Stated goal:
Give the number of lines that contain the string "content", please, and nothing else.

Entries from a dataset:

»»

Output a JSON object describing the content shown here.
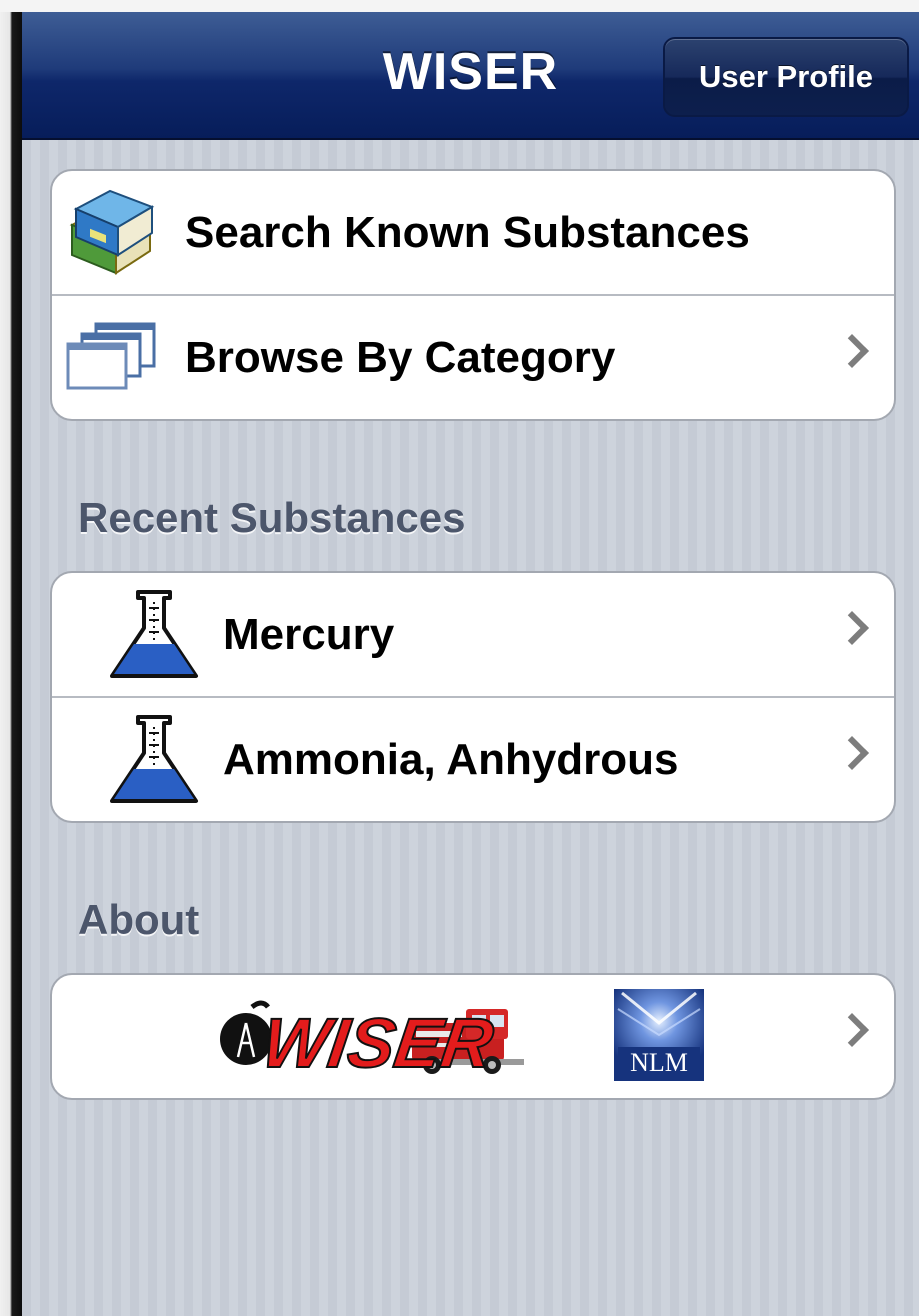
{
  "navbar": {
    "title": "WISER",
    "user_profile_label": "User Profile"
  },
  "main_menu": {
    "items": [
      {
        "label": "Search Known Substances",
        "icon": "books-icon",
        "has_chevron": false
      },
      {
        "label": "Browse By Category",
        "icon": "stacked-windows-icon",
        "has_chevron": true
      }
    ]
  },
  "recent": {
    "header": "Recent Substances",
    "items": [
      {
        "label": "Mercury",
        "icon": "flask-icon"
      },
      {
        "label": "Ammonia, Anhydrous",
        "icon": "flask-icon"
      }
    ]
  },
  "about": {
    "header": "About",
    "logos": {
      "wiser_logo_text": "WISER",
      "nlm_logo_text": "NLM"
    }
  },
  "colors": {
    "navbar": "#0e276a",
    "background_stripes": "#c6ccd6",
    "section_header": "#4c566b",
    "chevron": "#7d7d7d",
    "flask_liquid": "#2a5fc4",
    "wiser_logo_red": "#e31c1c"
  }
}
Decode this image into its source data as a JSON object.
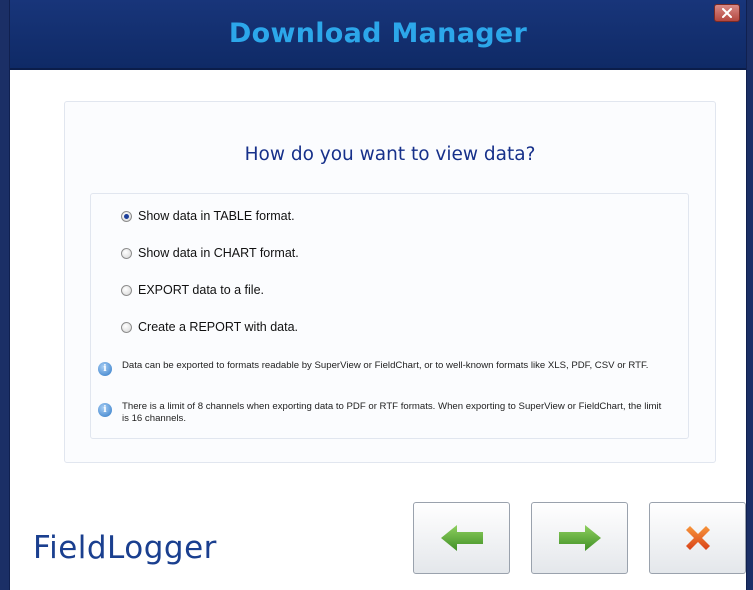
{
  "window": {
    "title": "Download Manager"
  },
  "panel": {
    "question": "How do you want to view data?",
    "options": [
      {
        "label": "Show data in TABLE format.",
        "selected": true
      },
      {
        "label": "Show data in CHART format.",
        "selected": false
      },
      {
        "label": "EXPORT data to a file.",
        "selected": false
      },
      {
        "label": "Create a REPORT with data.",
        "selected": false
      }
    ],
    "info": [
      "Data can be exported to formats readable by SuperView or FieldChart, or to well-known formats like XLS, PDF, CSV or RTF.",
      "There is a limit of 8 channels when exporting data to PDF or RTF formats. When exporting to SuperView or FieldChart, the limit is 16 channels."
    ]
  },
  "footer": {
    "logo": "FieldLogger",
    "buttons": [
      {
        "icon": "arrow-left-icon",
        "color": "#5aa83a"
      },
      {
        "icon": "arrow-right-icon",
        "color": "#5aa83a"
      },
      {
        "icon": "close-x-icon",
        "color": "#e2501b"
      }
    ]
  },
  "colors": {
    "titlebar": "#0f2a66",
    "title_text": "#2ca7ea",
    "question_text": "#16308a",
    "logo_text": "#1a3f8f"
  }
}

««
»»

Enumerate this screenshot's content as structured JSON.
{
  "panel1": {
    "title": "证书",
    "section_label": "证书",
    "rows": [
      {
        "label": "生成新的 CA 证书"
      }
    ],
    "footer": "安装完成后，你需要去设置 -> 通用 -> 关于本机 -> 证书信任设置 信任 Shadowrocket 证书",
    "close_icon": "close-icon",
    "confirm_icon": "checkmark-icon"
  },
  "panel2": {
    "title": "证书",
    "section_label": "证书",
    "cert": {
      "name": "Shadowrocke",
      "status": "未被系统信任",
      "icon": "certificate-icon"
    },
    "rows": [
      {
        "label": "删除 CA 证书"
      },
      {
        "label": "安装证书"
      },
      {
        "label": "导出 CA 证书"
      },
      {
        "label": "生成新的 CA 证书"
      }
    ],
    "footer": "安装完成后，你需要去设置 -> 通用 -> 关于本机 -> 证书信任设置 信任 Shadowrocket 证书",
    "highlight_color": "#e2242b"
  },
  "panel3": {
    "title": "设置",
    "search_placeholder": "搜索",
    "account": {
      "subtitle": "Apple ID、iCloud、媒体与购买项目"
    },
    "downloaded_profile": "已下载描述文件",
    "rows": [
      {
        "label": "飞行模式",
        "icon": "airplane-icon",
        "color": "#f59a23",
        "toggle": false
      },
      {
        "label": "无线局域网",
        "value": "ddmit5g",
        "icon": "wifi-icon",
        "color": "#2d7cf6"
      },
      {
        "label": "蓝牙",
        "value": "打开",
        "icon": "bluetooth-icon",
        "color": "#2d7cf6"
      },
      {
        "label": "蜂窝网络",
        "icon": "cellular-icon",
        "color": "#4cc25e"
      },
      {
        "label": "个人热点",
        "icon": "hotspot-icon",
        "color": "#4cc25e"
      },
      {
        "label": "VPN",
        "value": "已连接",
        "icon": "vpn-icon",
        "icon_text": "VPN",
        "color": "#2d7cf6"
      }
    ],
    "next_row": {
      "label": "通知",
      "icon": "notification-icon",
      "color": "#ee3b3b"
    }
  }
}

««
»»

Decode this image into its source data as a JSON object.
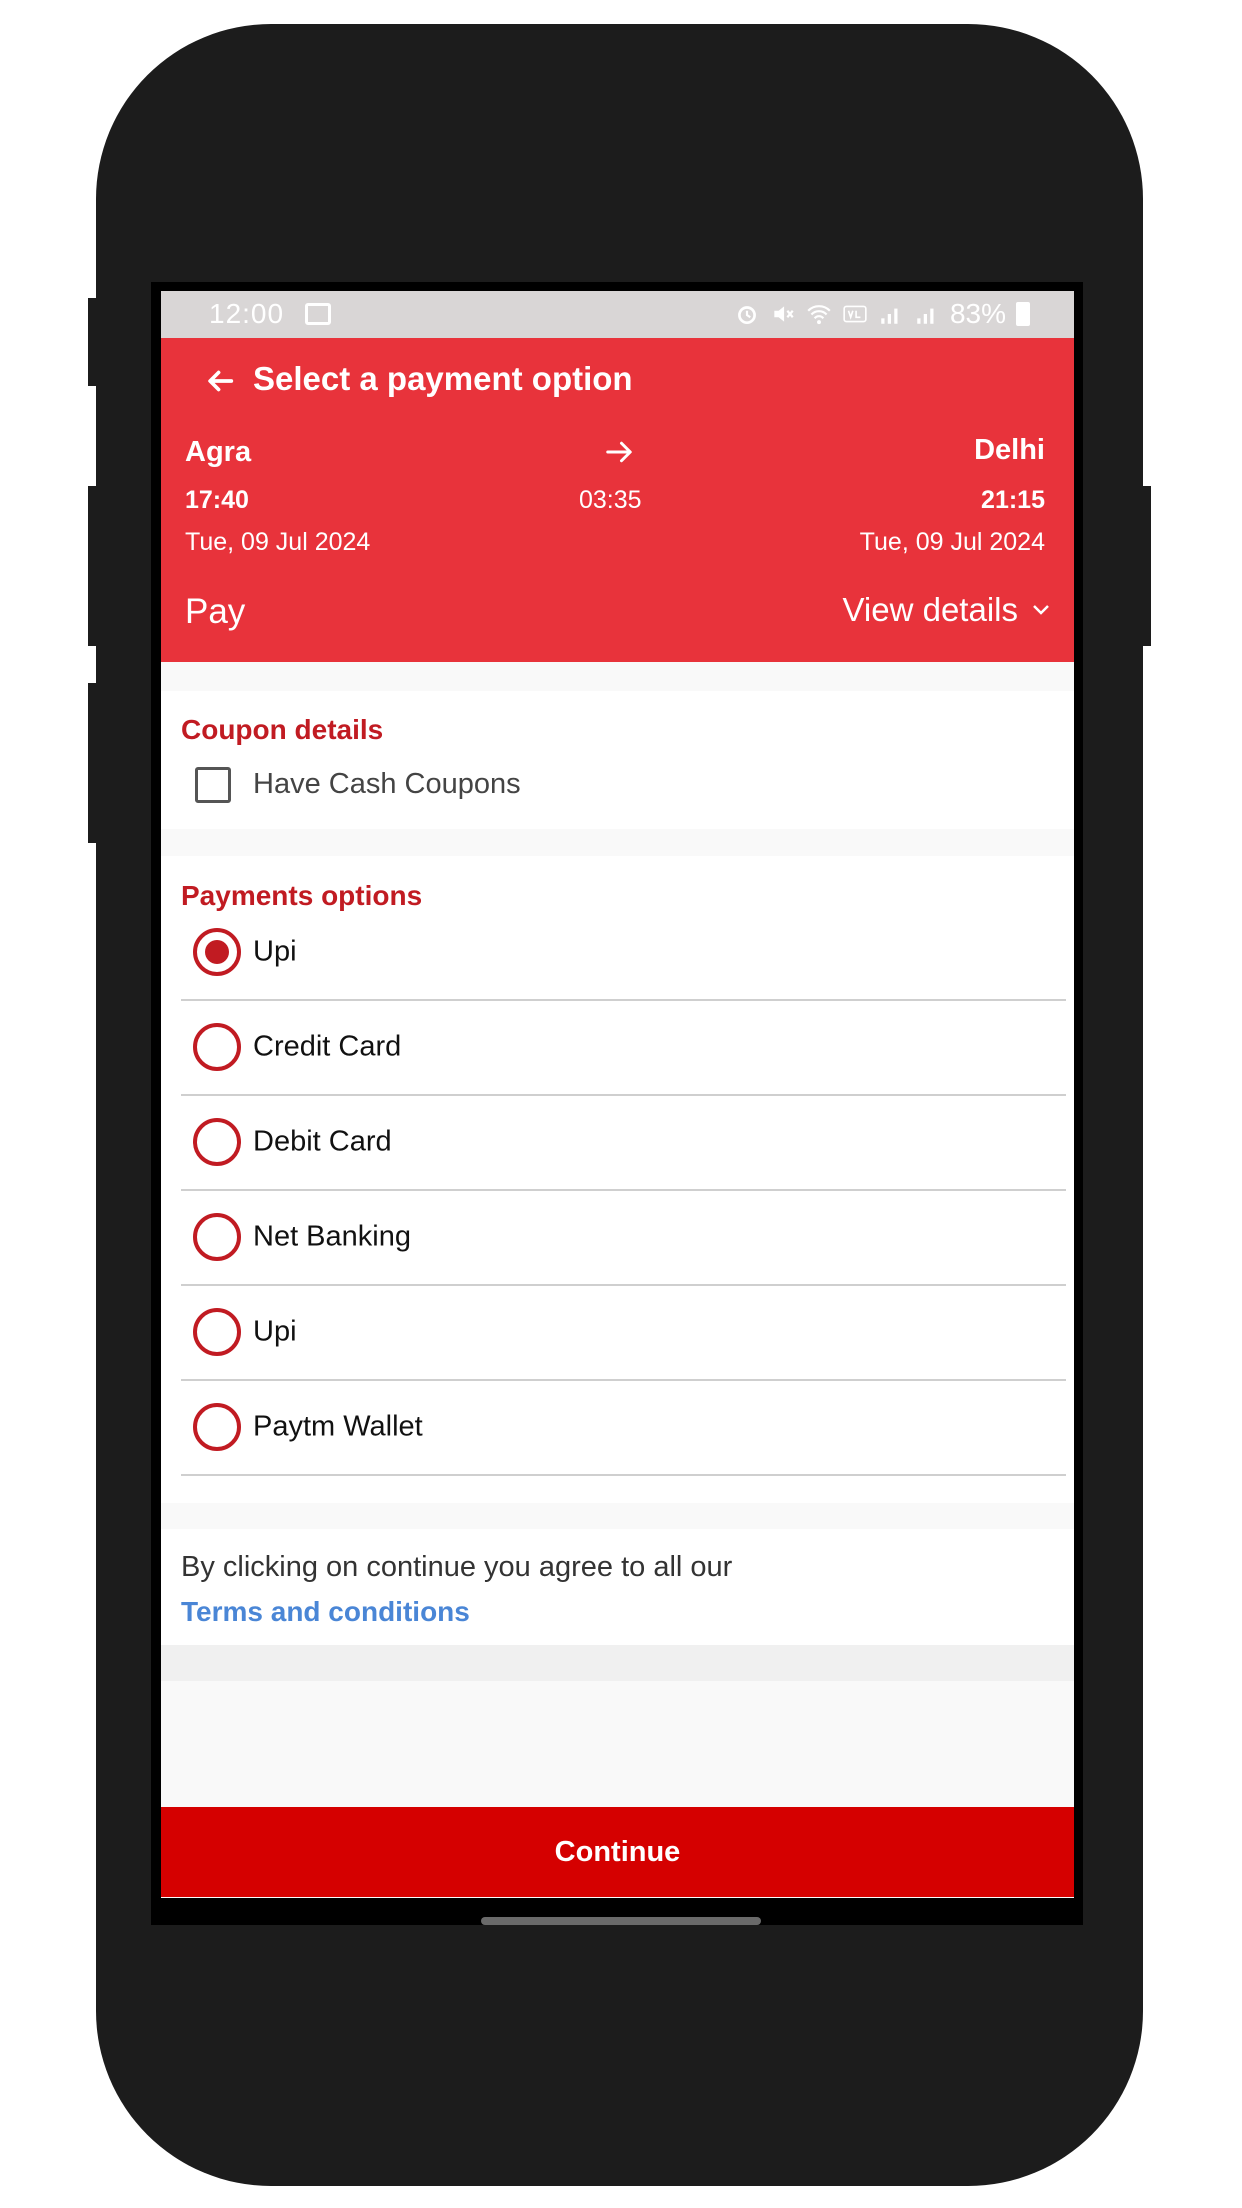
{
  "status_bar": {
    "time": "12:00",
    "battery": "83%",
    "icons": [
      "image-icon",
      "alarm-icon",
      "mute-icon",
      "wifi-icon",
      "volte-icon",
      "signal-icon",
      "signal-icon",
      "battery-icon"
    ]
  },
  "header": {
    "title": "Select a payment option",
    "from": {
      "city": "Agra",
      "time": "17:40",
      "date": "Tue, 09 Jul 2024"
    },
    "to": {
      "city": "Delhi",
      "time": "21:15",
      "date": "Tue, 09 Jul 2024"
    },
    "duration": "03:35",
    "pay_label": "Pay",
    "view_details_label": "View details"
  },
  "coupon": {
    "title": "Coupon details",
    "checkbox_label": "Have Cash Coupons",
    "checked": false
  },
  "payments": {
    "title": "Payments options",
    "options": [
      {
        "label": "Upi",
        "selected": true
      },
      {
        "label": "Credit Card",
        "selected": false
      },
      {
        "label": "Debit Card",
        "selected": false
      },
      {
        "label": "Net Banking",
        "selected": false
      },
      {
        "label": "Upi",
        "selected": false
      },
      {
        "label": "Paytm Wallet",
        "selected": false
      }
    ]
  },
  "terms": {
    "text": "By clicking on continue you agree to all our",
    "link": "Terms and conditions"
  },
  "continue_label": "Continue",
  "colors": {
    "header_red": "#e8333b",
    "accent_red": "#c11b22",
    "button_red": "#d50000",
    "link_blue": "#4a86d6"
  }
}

««

Written reply:
2